Exercise prompt:
Repeat the lines beginning at the one with "Convert this screenshot" and running to the end of the material, keeping the first and last of them, exactly as they appear.

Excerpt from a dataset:
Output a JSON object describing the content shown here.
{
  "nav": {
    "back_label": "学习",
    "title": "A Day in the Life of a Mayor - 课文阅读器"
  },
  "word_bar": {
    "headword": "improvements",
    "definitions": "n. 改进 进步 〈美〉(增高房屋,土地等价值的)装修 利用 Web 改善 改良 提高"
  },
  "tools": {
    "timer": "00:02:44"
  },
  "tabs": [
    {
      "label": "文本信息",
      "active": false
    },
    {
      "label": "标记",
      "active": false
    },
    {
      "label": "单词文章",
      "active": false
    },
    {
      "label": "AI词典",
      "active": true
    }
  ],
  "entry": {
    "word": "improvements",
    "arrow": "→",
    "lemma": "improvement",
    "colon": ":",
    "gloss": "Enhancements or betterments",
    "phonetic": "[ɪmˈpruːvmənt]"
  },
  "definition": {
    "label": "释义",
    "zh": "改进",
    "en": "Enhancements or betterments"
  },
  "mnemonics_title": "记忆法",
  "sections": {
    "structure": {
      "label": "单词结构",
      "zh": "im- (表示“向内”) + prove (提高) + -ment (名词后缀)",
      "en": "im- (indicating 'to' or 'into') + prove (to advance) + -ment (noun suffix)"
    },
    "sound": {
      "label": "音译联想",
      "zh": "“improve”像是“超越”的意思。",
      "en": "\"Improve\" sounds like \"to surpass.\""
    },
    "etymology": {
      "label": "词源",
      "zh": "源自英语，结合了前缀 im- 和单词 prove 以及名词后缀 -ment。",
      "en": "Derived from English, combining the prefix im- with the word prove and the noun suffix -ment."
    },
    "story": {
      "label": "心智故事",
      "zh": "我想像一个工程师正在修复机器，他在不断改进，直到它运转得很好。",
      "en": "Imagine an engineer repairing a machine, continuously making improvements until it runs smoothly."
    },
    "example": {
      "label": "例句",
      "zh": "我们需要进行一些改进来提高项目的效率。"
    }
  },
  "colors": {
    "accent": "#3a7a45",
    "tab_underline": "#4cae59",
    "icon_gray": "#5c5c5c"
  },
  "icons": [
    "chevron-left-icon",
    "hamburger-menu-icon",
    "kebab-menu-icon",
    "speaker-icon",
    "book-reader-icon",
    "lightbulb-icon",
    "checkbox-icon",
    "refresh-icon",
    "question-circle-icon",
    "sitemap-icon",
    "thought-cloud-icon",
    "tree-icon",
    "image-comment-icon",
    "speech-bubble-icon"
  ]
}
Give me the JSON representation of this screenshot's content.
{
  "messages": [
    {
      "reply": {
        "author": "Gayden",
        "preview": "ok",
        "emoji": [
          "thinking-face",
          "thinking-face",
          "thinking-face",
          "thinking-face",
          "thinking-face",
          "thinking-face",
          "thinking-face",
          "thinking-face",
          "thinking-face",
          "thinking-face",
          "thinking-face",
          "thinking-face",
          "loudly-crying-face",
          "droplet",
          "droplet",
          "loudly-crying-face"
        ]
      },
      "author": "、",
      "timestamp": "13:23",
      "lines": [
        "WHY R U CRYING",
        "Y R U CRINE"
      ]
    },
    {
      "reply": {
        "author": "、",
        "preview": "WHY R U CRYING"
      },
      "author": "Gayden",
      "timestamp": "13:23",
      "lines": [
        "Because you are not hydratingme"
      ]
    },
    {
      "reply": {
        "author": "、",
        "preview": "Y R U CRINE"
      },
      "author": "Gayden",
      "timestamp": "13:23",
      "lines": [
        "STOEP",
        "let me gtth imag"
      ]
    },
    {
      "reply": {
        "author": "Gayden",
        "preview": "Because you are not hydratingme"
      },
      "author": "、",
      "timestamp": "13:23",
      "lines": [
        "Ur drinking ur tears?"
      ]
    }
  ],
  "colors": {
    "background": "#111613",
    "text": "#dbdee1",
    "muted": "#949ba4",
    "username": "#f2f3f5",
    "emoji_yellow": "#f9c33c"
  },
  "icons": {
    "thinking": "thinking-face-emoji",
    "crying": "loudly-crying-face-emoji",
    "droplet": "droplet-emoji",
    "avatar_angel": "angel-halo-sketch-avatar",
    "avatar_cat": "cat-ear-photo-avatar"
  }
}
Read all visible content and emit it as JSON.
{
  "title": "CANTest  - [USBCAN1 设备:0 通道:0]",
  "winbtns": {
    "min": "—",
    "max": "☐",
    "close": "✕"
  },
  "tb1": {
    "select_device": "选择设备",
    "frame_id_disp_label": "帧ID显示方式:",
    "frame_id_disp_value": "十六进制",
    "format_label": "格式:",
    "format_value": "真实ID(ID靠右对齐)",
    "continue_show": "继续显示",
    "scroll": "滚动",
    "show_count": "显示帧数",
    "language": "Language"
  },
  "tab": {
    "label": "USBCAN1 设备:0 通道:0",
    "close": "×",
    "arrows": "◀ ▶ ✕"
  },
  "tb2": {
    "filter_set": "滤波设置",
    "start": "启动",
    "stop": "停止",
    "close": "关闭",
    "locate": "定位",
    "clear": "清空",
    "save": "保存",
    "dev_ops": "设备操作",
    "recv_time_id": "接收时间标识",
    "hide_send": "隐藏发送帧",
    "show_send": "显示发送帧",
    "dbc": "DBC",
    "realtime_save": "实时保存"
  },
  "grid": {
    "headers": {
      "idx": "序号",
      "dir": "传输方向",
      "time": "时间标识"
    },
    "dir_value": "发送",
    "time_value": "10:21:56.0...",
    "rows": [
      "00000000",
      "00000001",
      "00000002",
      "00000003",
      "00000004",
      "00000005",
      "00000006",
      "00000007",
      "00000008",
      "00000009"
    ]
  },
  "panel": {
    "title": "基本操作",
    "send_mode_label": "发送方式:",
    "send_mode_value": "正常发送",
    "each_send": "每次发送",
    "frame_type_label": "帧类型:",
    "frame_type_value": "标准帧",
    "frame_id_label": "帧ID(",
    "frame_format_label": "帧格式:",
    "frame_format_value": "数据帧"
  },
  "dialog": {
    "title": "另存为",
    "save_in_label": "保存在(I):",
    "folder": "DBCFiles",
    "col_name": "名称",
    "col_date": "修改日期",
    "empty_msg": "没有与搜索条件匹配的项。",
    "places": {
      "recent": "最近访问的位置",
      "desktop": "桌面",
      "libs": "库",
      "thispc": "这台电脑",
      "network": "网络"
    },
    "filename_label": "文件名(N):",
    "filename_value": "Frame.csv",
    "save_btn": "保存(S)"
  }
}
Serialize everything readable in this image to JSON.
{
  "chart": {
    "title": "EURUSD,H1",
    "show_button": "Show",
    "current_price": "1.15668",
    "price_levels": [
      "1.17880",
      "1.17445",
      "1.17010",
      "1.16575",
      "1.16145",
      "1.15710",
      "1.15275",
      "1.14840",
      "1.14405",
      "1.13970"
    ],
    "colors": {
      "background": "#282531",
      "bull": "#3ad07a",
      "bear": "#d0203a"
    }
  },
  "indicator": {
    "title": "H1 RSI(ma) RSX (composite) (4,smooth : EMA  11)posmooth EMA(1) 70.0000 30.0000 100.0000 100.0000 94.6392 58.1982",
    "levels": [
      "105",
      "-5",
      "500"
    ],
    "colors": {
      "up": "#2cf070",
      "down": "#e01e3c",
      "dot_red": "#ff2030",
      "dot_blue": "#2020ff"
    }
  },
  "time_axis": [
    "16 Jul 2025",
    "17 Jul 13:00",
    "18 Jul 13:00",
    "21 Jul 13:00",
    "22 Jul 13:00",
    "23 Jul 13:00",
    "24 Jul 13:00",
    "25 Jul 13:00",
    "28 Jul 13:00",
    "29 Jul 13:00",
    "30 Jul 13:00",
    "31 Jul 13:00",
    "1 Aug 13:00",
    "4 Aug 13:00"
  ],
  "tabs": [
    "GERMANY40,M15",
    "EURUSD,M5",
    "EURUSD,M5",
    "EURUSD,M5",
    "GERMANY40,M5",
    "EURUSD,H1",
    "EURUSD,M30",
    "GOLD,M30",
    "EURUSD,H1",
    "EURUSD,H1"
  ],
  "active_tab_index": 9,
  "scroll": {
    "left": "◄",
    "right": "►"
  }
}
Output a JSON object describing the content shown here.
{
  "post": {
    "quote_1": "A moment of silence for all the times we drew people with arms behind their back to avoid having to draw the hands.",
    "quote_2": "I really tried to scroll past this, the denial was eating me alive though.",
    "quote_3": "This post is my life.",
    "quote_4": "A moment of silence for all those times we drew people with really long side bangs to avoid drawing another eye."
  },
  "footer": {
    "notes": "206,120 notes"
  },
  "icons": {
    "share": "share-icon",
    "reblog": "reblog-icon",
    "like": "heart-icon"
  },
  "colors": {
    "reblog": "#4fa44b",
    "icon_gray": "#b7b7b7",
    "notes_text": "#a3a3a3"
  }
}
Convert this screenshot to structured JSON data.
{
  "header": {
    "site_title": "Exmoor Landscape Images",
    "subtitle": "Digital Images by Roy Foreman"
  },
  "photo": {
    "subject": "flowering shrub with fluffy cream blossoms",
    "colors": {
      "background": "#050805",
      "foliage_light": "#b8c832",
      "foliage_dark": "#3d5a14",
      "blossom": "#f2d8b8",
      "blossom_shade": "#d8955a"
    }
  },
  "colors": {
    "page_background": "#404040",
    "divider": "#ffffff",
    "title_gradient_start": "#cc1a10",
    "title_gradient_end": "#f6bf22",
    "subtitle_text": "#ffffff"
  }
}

The completed task:
Convert this screenshot to structured JSON data.
{
  "header": {
    "site_title": "Exmoor Landscape Images",
    "subtitle": "Digital Images by Roy Foreman"
  },
  "photo": {
    "subject": "flowering shrub with fluffy cream blossoms",
    "colors": {
      "background": "#050805",
      "foliage_light": "#b8c832",
      "foliage_dark": "#3d5a14",
      "blossom": "#f2d8b8",
      "blossom_shade": "#d8955a"
    }
  },
  "colors": {
    "page_background": "#404040",
    "divider": "#ffffff",
    "title_gradient_start": "#cc1a10",
    "title_gradient_end": "#f6bf22",
    "subtitle_text": "#ffffff"
  }
}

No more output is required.